DATA TO PROCESS:
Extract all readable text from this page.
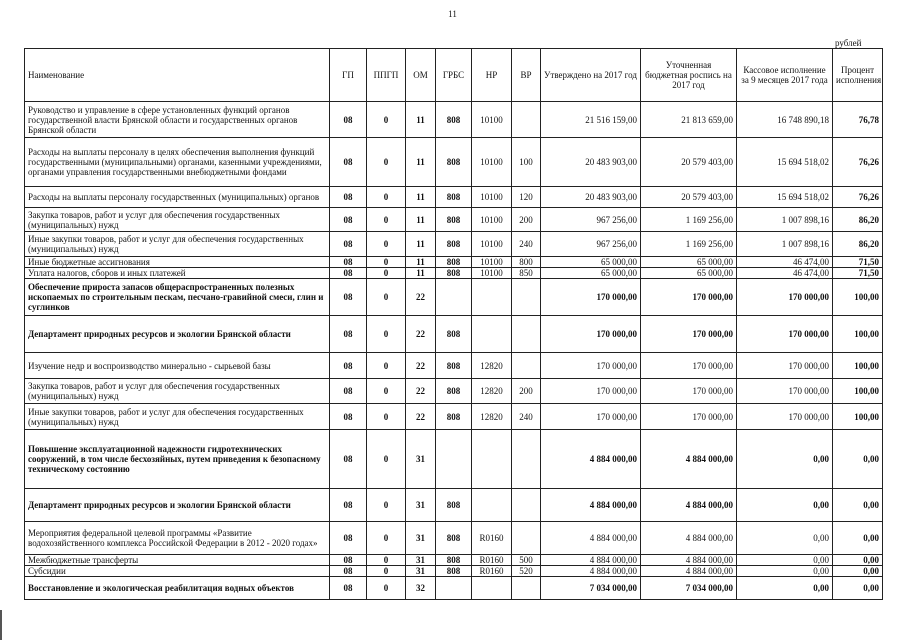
11
рублей
Наименование	ГП	ППГП	ОМ	ГРБС	НР	ВР	Утверждено на 2017 год	Уточненная бюджетная роспись на 2017 год	Кассовое исполнение за 9 месяцев 2017 года	Процент исполнения
Руководство и управление в сфере установленных функций органов государственной власти Брянской области и государственных органов Брянской области	08	0	11	808	10100		21 516 159,00	21 813 659,00	16 748 890,18	76,78
Расходы на выплаты персоналу в целях обеспечения выполнения функций государственными (муниципальными) органами, казенными учреждениями, органами управления государственными внебюджетными фондами	08	0	11	808	10100	100	20 483 903,00	20 579 403,00	15 694 518,02	76,26
Расходы на выплаты персоналу государственных (муниципальных) органов	08	0	11	808	10100	120	20 483 903,00	20 579 403,00	15 694 518,02	76,26
Закупка товаров, работ и услуг для обеспечения государственных (муниципальных) нужд	08	0	11	808	10100	200	967 256,00	1 169 256,00	1 007 898,16	86,20
Иные закупки товаров, работ и услуг для обеспечения государственных (муниципальных) нужд	08	0	11	808	10100	240	967 256,00	1 169 256,00	1 007 898,16	86,20
Иные бюджетные ассигнования	08	0	11	808	10100	800	65 000,00	65 000,00	46 474,00	71,50
Уплата налогов, сборов и иных платежей	08	0	11	808	10100	850	65 000,00	65 000,00	46 474,00	71,50
Обеспечение прироста запасов общераспространенных полезных ископаемых по строительным пескам, песчано-гравийной смеси, глин и суглинков	08	0	22				170 000,00	170 000,00	170 000,00	100,00
Департамент природных ресурсов и экологии Брянской области	08	0	22	808			170 000,00	170 000,00	170 000,00	100,00
Изучение недр и воспроизводство минерально - сырьевой базы	08	0	22	808	12820		170 000,00	170 000,00	170 000,00	100,00
Закупка товаров, работ и услуг для обеспечения государственных (муниципальных) нужд	08	0	22	808	12820	200	170 000,00	170 000,00	170 000,00	100,00
Иные закупки товаров, работ и услуг для обеспечения государственных (муниципальных) нужд	08	0	22	808	12820	240	170 000,00	170 000,00	170 000,00	100,00
Повышение эксплуатационной надежности гидротехнических сооружений, в том числе бесхозяйных, путем приведения к безопасному техническому состоянию	08	0	31				4 884 000,00	4 884 000,00	0,00	0,00
Департамент природных ресурсов и экологии Брянской области	08	0	31	808			4 884 000,00	4 884 000,00	0,00	0,00
Мероприятия федеральной целевой программы «Развитие водохозяйственного комплекса Российской Федерации в 2012 - 2020 годах»	08	0	31	808	R0160		4 884 000,00	4 884 000,00	0,00	0,00
Межбюджетные трансферты	08	0	31	808	R0160	500	4 884 000,00	4 884 000,00	0,00	0,00
Субсидии	08	0	31	808	R0160	520	4 884 000,00	4 884 000,00	0,00	0,00
Восстановление и экологическая реабилитация водных объектов	08	0	32				7 034 000,00	7 034 000,00	0,00	0,00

WHAT IS REQUIRED:
Each line in the material either holds the string "природных" or does not. State how many do, and nothing else.

WRITTEN RESPONSE:
2